BEGIN GIVEN DATA
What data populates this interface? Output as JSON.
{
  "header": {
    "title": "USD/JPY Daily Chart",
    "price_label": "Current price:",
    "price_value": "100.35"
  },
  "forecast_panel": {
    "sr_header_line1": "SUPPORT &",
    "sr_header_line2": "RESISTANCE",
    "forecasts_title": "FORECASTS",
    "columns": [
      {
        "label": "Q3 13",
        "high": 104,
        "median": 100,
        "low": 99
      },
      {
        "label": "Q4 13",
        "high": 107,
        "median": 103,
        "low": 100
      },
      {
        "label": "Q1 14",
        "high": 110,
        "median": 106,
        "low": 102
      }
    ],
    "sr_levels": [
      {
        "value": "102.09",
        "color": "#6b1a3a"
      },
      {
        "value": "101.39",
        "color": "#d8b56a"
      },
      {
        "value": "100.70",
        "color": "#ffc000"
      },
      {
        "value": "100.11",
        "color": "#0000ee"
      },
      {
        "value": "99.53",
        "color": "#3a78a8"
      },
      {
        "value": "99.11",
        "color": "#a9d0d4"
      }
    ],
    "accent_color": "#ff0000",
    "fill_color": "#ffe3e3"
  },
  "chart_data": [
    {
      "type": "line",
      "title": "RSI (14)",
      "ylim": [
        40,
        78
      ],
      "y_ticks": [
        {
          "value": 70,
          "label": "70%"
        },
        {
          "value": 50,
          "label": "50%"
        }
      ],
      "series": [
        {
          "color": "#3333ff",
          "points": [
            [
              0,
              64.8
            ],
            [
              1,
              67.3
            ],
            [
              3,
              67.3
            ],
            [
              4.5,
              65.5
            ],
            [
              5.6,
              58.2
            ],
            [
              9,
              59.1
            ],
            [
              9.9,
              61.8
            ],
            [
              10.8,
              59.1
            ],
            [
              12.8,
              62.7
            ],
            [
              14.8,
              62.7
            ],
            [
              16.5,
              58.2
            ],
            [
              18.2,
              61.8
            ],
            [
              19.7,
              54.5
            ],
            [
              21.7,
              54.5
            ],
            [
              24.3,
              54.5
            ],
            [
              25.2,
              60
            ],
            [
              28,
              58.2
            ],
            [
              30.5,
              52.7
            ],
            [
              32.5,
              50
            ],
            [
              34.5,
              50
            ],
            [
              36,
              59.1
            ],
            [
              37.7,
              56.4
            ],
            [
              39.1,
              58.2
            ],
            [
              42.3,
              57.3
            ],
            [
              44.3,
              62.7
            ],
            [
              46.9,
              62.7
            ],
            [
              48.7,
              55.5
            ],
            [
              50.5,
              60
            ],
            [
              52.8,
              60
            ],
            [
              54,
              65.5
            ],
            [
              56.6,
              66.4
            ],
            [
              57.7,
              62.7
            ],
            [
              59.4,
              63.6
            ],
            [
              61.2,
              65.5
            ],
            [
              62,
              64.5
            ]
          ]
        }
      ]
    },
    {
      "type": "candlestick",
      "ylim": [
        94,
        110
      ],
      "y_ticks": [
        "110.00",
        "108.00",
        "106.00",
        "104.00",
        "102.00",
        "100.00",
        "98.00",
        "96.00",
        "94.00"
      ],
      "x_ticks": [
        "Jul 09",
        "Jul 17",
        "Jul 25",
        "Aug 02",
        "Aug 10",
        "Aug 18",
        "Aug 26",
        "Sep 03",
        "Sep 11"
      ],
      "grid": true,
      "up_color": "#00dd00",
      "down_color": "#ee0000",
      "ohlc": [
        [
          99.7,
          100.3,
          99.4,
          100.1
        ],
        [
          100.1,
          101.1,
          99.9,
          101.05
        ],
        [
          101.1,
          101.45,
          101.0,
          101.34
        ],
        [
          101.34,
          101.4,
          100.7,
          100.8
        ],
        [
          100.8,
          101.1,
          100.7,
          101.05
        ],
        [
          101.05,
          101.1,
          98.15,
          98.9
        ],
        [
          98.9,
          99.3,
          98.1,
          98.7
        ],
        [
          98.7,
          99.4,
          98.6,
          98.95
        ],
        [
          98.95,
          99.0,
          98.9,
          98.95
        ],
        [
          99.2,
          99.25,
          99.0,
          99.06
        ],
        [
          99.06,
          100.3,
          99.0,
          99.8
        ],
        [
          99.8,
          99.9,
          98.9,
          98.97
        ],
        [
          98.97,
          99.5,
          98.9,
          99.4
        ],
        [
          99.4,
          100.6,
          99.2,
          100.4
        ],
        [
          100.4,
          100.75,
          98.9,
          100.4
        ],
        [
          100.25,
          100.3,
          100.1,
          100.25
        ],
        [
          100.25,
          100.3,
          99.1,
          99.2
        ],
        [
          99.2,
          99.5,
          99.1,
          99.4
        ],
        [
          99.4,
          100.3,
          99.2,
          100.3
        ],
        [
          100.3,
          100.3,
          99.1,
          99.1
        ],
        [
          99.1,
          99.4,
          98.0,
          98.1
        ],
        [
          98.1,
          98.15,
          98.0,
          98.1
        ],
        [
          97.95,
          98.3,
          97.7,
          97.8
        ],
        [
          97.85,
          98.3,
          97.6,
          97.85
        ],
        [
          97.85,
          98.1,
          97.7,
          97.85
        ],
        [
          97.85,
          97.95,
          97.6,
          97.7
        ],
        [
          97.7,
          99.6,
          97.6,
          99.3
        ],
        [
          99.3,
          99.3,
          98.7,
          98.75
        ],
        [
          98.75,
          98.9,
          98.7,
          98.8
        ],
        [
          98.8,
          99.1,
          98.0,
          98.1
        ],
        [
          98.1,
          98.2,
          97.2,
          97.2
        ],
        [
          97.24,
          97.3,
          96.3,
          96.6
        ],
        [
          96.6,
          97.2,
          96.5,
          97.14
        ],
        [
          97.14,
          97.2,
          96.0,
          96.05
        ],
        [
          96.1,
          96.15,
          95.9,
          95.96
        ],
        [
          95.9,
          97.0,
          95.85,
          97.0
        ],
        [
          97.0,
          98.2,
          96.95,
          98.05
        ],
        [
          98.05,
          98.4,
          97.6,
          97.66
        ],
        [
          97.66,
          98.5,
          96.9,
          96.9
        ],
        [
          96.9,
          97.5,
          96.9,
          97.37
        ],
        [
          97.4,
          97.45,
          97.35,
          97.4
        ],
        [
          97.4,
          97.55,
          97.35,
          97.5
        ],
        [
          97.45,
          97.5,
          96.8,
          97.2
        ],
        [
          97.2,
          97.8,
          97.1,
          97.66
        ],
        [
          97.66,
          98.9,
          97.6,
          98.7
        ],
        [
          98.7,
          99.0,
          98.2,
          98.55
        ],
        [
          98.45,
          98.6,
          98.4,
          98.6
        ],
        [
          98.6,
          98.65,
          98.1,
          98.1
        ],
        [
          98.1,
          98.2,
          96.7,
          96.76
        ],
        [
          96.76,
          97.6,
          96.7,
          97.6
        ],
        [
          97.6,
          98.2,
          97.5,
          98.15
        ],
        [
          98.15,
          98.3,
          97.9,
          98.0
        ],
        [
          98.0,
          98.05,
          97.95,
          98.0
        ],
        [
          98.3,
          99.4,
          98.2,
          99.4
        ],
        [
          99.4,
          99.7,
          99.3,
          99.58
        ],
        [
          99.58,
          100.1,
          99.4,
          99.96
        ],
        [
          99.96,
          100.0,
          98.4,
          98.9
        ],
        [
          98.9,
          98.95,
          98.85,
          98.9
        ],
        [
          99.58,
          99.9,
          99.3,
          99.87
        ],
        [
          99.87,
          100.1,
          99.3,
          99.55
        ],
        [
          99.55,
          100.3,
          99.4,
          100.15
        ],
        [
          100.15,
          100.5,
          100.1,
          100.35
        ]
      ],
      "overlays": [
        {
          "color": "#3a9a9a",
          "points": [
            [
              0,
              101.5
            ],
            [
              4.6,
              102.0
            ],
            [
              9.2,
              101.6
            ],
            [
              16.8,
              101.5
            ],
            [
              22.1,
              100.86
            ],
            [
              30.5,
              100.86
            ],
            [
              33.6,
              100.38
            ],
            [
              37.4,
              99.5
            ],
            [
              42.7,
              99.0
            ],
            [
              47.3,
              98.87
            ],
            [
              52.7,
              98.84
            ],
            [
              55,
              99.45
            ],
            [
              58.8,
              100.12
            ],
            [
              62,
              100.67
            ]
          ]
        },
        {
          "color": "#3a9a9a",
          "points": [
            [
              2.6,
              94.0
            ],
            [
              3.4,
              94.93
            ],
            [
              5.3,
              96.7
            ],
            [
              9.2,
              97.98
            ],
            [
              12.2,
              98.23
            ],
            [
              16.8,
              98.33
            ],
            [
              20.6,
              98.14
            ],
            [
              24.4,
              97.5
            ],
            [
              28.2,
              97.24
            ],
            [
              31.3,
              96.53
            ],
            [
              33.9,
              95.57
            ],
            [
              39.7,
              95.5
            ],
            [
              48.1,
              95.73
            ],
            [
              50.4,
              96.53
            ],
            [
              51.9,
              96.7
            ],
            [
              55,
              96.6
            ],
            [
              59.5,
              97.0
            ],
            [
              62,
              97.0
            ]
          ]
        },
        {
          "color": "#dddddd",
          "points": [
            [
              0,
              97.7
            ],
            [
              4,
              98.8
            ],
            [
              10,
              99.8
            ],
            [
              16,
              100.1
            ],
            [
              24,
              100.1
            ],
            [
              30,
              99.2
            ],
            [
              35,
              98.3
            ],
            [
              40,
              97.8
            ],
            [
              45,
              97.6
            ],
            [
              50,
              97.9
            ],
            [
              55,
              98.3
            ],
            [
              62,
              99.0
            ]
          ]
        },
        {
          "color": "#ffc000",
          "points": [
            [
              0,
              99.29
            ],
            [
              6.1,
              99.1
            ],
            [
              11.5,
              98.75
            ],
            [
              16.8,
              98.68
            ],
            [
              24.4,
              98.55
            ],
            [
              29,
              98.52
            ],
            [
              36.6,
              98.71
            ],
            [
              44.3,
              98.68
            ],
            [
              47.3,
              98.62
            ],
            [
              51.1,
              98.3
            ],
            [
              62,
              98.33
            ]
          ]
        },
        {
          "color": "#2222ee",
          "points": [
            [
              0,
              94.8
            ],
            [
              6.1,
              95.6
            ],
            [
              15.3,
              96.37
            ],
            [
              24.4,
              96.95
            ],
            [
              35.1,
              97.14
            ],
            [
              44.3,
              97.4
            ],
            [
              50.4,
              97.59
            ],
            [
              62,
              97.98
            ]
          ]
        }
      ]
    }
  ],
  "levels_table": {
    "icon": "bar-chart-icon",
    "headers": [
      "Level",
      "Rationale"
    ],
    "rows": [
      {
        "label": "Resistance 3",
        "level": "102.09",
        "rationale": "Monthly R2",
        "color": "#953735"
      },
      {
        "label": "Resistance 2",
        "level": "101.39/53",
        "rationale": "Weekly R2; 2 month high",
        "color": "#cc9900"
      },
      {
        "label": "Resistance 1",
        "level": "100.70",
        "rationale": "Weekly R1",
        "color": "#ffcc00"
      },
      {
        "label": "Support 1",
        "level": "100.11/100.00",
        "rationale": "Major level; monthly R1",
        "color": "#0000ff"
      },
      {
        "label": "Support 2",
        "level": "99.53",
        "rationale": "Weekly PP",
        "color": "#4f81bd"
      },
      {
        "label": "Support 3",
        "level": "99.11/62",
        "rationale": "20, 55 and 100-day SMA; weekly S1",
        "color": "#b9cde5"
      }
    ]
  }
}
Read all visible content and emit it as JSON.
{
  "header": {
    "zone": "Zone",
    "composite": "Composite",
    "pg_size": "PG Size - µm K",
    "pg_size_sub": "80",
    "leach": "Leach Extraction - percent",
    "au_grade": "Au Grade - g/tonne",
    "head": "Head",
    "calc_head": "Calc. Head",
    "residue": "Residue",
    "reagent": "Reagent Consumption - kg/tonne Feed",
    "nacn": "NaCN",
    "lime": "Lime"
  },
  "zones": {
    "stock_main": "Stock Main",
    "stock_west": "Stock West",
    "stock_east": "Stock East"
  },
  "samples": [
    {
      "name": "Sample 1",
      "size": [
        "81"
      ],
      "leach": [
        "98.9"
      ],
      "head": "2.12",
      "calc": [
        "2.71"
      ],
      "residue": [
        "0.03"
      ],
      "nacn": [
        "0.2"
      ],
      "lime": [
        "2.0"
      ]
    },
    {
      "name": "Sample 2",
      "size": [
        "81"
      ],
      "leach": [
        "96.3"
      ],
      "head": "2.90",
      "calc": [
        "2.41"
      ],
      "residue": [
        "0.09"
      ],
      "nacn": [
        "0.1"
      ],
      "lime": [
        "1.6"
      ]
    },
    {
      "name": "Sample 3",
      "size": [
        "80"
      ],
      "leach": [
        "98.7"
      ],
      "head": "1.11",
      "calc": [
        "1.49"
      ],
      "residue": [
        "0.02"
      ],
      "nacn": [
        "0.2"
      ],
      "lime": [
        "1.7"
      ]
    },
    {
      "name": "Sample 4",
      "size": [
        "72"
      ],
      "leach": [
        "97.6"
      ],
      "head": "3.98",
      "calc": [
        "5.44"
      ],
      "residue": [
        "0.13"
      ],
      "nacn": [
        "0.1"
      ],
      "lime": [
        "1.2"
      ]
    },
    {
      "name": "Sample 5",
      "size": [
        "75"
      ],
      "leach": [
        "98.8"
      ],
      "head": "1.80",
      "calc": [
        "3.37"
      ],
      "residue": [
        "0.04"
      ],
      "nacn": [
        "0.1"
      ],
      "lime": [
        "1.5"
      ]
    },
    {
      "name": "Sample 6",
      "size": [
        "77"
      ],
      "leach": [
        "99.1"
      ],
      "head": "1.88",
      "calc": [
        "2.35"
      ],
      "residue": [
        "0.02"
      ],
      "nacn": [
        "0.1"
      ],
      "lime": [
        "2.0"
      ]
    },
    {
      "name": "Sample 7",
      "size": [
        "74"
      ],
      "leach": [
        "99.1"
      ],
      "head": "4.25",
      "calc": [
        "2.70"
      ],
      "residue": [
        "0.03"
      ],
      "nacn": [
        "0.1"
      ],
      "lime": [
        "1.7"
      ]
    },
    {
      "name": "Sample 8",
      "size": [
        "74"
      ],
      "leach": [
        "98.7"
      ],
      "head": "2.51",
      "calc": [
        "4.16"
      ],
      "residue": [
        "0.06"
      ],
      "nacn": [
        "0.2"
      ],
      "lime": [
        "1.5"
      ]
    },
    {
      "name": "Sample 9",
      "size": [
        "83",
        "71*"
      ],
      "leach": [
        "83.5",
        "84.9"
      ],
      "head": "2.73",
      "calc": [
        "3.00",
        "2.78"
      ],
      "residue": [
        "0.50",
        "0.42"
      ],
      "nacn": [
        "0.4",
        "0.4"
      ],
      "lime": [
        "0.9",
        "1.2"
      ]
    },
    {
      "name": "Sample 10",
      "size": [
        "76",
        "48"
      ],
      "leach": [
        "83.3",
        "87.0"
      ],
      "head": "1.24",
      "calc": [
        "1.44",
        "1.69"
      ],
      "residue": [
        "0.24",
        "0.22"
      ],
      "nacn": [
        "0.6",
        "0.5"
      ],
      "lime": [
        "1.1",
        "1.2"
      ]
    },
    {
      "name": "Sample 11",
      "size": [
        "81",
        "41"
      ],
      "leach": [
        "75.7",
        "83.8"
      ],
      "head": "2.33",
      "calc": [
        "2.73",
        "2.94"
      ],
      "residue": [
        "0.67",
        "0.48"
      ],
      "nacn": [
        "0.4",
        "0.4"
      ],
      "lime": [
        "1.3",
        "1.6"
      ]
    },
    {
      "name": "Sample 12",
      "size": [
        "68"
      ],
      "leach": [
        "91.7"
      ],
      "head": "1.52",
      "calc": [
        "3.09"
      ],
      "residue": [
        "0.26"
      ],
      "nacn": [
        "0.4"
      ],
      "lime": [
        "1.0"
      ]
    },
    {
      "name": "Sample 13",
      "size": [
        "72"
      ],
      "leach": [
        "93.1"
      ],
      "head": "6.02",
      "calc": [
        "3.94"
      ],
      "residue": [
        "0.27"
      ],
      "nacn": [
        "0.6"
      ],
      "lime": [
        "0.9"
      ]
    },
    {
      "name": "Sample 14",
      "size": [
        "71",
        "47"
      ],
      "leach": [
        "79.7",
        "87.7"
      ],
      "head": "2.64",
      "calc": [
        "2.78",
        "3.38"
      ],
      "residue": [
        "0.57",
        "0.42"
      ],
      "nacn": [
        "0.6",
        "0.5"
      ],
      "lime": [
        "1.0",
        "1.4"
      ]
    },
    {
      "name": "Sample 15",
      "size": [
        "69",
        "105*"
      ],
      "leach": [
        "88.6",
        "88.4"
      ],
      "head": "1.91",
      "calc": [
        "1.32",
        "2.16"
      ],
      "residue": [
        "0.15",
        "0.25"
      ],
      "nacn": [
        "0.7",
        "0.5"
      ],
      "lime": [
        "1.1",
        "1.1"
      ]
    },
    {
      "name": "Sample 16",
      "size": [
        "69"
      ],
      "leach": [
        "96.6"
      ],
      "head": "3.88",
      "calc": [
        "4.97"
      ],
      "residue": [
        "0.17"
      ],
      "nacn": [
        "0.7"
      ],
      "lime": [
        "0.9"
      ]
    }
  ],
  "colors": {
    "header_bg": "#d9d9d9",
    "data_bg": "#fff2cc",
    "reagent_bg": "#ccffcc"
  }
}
END GIVEN DATA
* PROMPT
Search the data for "Stock". Copy every line that has it.

* ANSWER TO THE EXERCISE
    "stock_main": "Stock Main",
    "stock_west": "Stock West",
    "stock_east": "Stock East"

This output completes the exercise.